* START *
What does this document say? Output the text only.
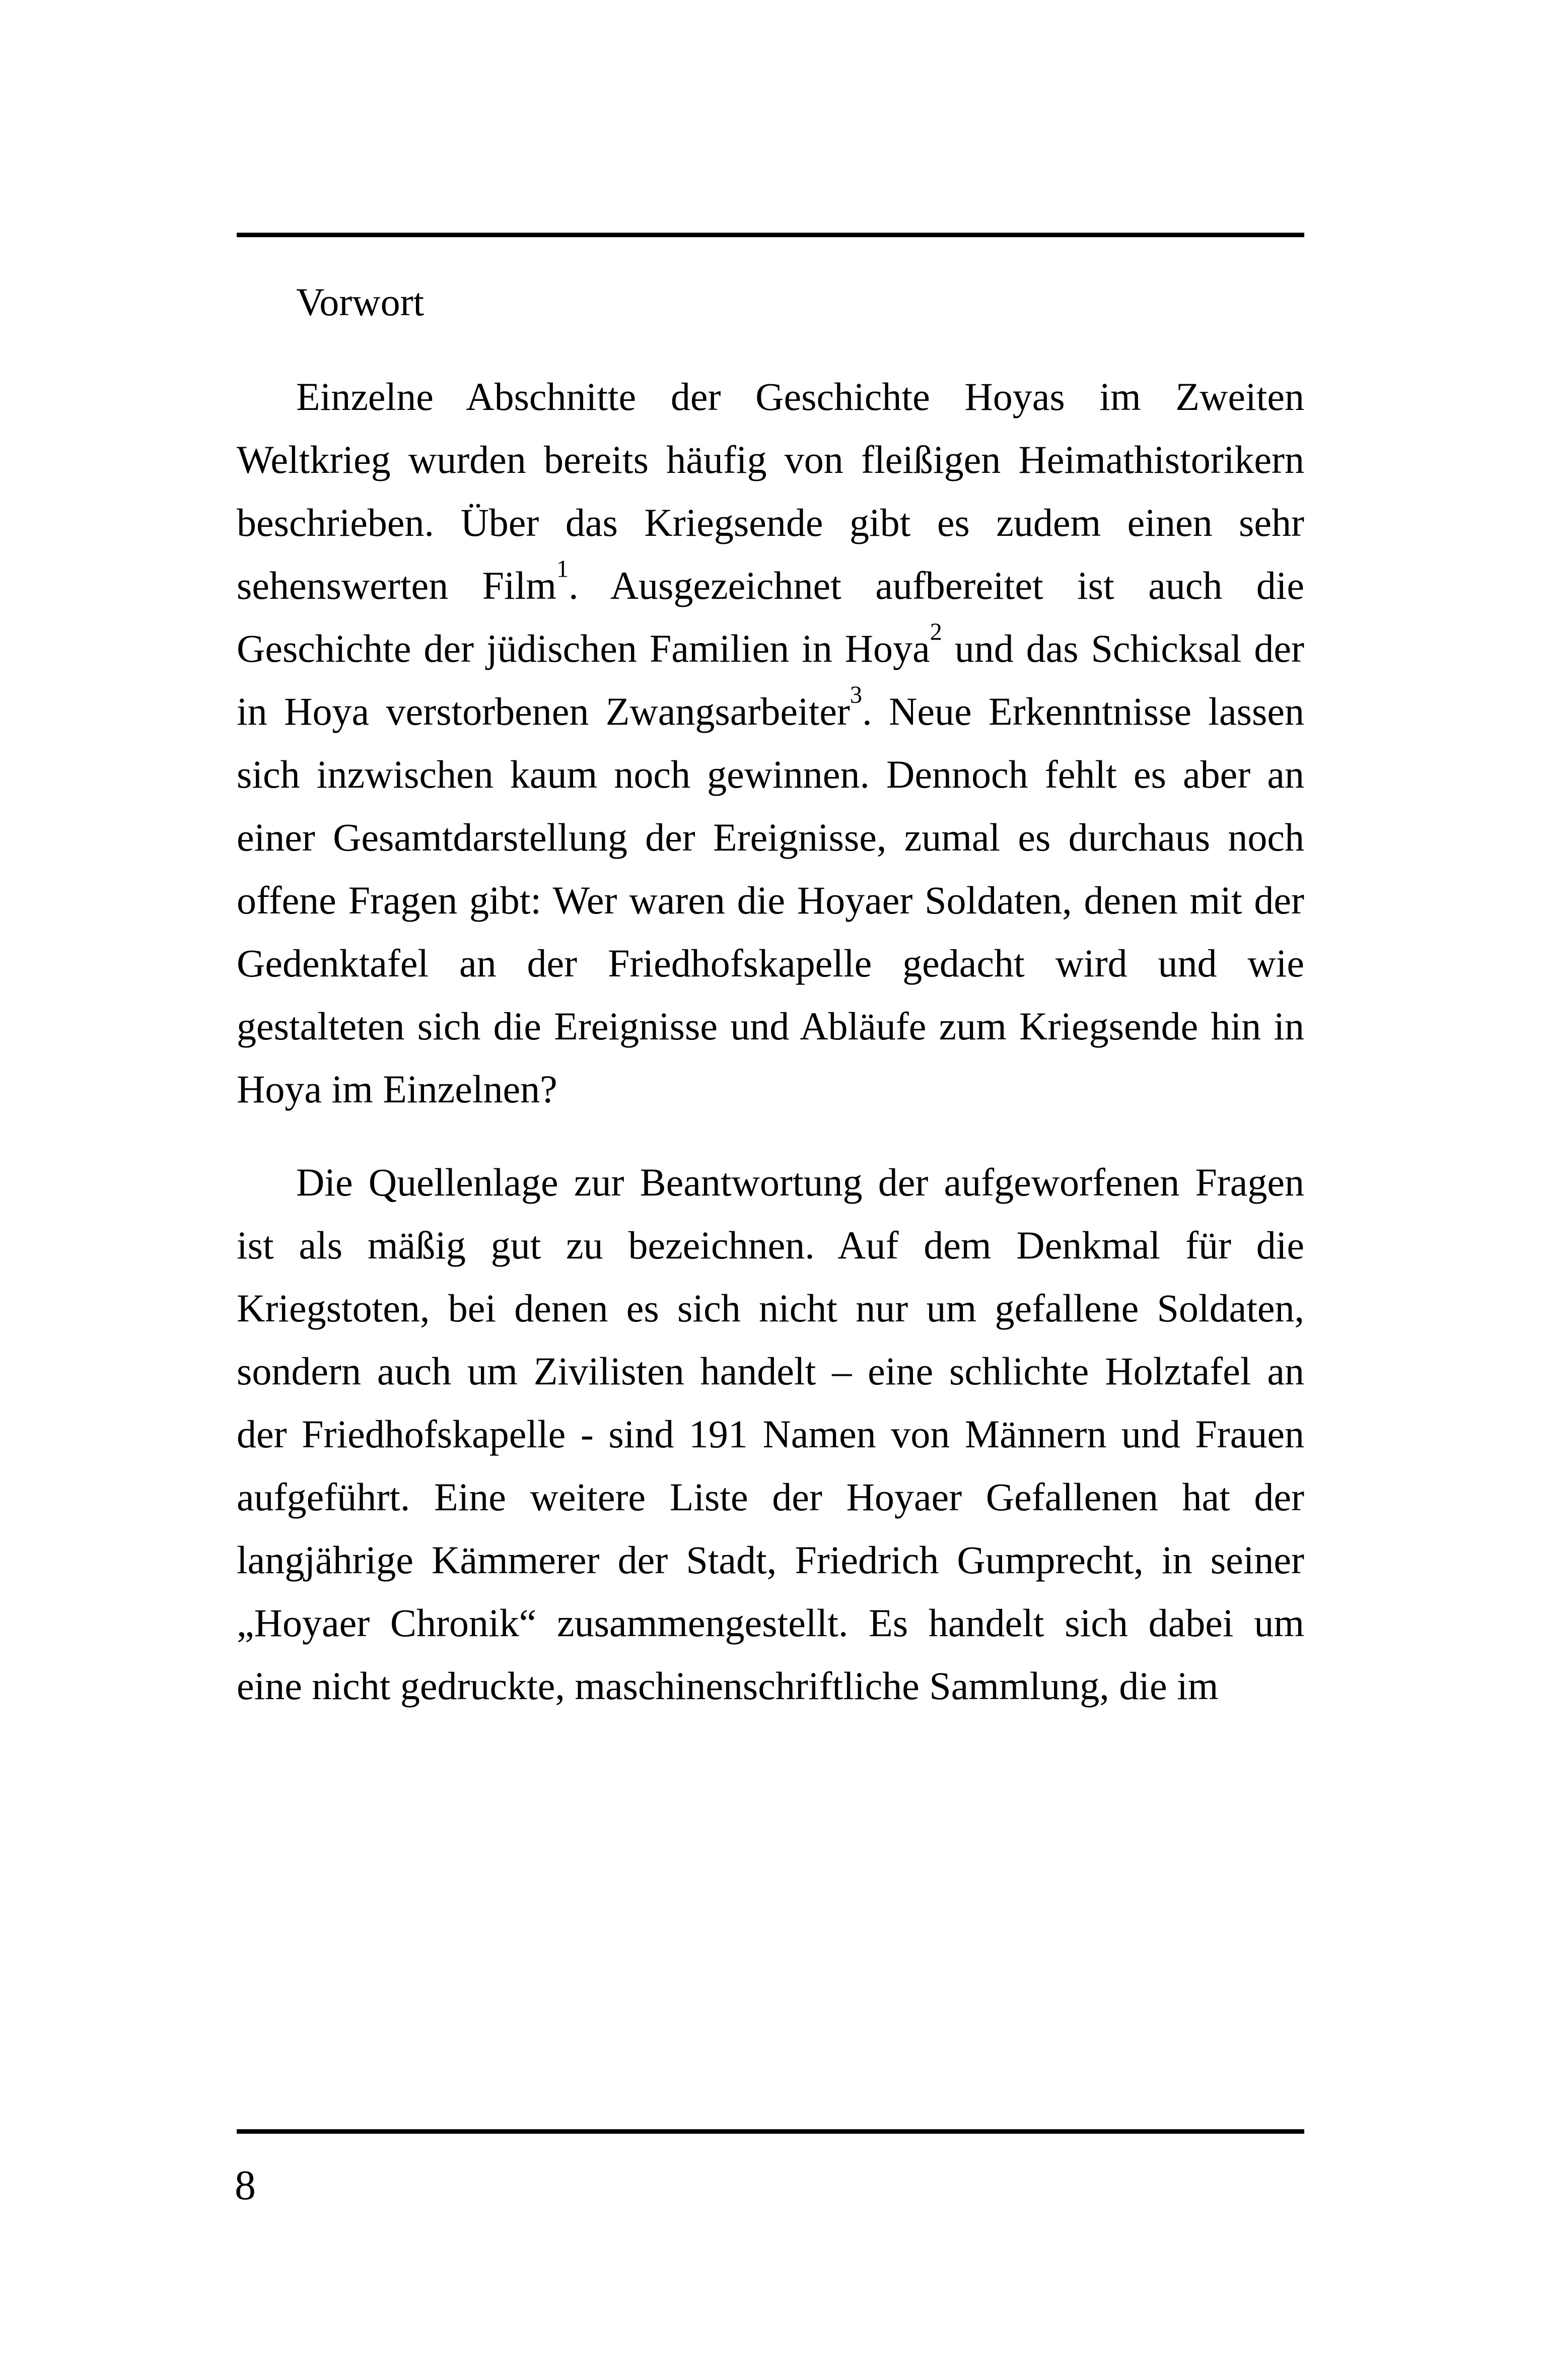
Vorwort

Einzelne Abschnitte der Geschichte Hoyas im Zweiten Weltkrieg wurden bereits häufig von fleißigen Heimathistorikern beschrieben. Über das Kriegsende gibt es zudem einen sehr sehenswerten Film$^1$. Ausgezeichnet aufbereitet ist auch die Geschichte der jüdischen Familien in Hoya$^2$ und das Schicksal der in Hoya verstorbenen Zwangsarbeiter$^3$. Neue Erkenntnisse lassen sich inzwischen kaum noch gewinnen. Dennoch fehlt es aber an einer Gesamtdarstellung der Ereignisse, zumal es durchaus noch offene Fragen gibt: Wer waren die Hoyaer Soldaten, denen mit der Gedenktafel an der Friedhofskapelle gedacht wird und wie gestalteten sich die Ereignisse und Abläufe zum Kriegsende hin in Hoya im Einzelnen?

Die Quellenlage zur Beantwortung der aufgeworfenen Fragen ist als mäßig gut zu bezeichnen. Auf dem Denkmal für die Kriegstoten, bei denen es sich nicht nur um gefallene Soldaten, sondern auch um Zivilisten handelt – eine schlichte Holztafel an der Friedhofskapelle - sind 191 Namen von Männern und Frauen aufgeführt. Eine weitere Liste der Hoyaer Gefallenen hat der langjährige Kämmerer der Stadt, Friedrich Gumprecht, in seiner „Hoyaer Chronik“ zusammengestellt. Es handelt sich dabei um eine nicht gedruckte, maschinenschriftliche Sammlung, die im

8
* END *
Skip the pictures, then retype every line above exactly.

What does this document say? Output the text only.
Vorwort

Einzelne Abschnitte der Geschichte Hoyas im Zweiten Weltkrieg wurden bereits häufig von fleißigen Heimathistorikern beschrieben. Über das Kriegsende gibt es zudem einen sehr sehenswerten Film$^1$. Ausgezeichnet aufbereitet ist auch die Geschichte der jüdischen Familien in Hoya$^2$ und das Schicksal der in Hoya verstorbenen Zwangsarbeiter$^3$. Neue Erkenntnisse lassen sich inzwischen kaum noch gewinnen. Dennoch fehlt es aber an einer Gesamtdarstellung der Ereignisse, zumal es durchaus noch offene Fragen gibt: Wer waren die Hoyaer Soldaten, denen mit der Gedenktafel an der Friedhofskapelle gedacht wird und wie gestalteten sich die Ereignisse und Abläufe zum Kriegsende hin in Hoya im Einzelnen?

Die Quellenlage zur Beantwortung der aufgeworfenen Fragen ist als mäßig gut zu bezeichnen. Auf dem Denkmal für die Kriegstoten, bei denen es sich nicht nur um gefallene Soldaten, sondern auch um Zivilisten handelt – eine schlichte Holztafel an der Friedhofskapelle - sind 191 Namen von Männern und Frauen aufgeführt. Eine weitere Liste der Hoyaer Gefallenen hat der langjährige Kämmerer der Stadt, Friedrich Gumprecht, in seiner „Hoyaer Chronik“ zusammengestellt. Es handelt sich dabei um eine nicht gedruckte, maschinenschriftliche Sammlung, die im

8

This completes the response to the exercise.